SUPPLIED MATERIAL >>
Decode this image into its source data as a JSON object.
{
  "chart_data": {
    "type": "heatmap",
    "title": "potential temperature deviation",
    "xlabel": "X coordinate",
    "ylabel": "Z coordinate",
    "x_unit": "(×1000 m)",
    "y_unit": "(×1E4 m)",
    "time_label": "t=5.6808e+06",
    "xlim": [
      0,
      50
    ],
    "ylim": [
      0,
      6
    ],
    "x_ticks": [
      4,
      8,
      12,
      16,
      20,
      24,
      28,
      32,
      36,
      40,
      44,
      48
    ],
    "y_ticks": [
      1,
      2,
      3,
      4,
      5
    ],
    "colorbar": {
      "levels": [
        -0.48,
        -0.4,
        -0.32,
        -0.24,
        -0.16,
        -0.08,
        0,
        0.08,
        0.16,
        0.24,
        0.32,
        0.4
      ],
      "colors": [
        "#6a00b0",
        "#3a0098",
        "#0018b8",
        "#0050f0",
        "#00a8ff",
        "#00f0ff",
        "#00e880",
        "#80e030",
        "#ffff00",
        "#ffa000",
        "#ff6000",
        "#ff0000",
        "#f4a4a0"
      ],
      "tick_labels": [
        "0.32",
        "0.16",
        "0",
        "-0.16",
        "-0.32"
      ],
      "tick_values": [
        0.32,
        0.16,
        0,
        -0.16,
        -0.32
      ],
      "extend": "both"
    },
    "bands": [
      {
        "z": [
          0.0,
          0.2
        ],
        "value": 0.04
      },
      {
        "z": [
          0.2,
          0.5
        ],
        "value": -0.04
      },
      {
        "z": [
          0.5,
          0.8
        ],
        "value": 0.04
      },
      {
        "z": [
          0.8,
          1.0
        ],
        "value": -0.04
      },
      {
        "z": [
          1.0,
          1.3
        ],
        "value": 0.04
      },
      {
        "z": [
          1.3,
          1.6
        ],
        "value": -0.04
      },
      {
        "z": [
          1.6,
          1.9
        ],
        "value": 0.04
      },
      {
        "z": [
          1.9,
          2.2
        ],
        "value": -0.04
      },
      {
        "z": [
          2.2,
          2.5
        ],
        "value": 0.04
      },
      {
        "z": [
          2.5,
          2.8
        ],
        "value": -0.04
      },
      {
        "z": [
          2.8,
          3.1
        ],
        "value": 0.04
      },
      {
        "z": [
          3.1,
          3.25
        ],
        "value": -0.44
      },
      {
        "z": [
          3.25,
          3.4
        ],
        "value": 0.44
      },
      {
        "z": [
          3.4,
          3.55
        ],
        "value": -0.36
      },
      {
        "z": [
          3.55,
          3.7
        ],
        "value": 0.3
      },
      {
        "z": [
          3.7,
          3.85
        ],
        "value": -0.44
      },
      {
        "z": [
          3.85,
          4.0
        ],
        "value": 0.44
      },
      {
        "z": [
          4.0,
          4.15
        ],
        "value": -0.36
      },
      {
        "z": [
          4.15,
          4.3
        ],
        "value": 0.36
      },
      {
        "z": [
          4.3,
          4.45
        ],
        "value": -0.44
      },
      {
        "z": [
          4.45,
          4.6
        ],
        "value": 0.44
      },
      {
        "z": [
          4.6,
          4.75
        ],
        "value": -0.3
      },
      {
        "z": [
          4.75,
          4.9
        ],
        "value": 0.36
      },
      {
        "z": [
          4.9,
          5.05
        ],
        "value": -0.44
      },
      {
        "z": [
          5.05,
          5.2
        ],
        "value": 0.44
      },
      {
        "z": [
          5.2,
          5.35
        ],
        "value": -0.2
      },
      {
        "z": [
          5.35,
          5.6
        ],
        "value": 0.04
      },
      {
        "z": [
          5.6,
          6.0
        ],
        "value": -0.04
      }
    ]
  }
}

AIM OF THE TASK >>
Repeat the data above exactly.

SOLUTION TO THE PROBLEM >>
Decode this image into its source data as a JSON object.
{
  "chart_data": {
    "type": "heatmap",
    "title": "potential temperature deviation",
    "xlabel": "X coordinate",
    "ylabel": "Z coordinate",
    "x_unit": "(×1000 m)",
    "y_unit": "(×1E4 m)",
    "time_label": "t=5.6808e+06",
    "xlim": [
      0,
      50
    ],
    "ylim": [
      0,
      6
    ],
    "x_ticks": [
      4,
      8,
      12,
      16,
      20,
      24,
      28,
      32,
      36,
      40,
      44,
      48
    ],
    "y_ticks": [
      1,
      2,
      3,
      4,
      5
    ],
    "colorbar": {
      "levels": [
        -0.48,
        -0.4,
        -0.32,
        -0.24,
        -0.16,
        -0.08,
        0,
        0.08,
        0.16,
        0.24,
        0.32,
        0.4
      ],
      "colors": [
        "#6a00b0",
        "#3a0098",
        "#0018b8",
        "#0050f0",
        "#00a8ff",
        "#00f0ff",
        "#00e880",
        "#80e030",
        "#ffff00",
        "#ffa000",
        "#ff6000",
        "#ff0000",
        "#f4a4a0"
      ],
      "tick_labels": [
        "0.32",
        "0.16",
        "0",
        "-0.16",
        "-0.32"
      ],
      "tick_values": [
        0.32,
        0.16,
        0,
        -0.16,
        -0.32
      ],
      "extend": "both"
    },
    "bands": [
      {
        "z": [
          0.0,
          0.2
        ],
        "value": 0.04
      },
      {
        "z": [
          0.2,
          0.5
        ],
        "value": -0.04
      },
      {
        "z": [
          0.5,
          0.8
        ],
        "value": 0.04
      },
      {
        "z": [
          0.8,
          1.0
        ],
        "value": -0.04
      },
      {
        "z": [
          1.0,
          1.3
        ],
        "value": 0.04
      },
      {
        "z": [
          1.3,
          1.6
        ],
        "value": -0.04
      },
      {
        "z": [
          1.6,
          1.9
        ],
        "value": 0.04
      },
      {
        "z": [
          1.9,
          2.2
        ],
        "value": -0.04
      },
      {
        "z": [
          2.2,
          2.5
        ],
        "value": 0.04
      },
      {
        "z": [
          2.5,
          2.8
        ],
        "value": -0.04
      },
      {
        "z": [
          2.8,
          3.1
        ],
        "value": 0.04
      },
      {
        "z": [
          3.1,
          3.25
        ],
        "value": -0.44
      },
      {
        "z": [
          3.25,
          3.4
        ],
        "value": 0.44
      },
      {
        "z": [
          3.4,
          3.55
        ],
        "value": -0.36
      },
      {
        "z": [
          3.55,
          3.7
        ],
        "value": 0.3
      },
      {
        "z": [
          3.7,
          3.85
        ],
        "value": -0.44
      },
      {
        "z": [
          3.85,
          4.0
        ],
        "value": 0.44
      },
      {
        "z": [
          4.0,
          4.15
        ],
        "value": -0.36
      },
      {
        "z": [
          4.15,
          4.3
        ],
        "value": 0.36
      },
      {
        "z": [
          4.3,
          4.45
        ],
        "value": -0.44
      },
      {
        "z": [
          4.45,
          4.6
        ],
        "value": 0.44
      },
      {
        "z": [
          4.6,
          4.75
        ],
        "value": -0.3
      },
      {
        "z": [
          4.75,
          4.9
        ],
        "value": 0.36
      },
      {
        "z": [
          4.9,
          5.05
        ],
        "value": -0.44
      },
      {
        "z": [
          5.05,
          5.2
        ],
        "value": 0.44
      },
      {
        "z": [
          5.2,
          5.35
        ],
        "value": -0.2
      },
      {
        "z": [
          5.35,
          5.6
        ],
        "value": 0.04
      },
      {
        "z": [
          5.6,
          6.0
        ],
        "value": -0.04
      }
    ]
  }
}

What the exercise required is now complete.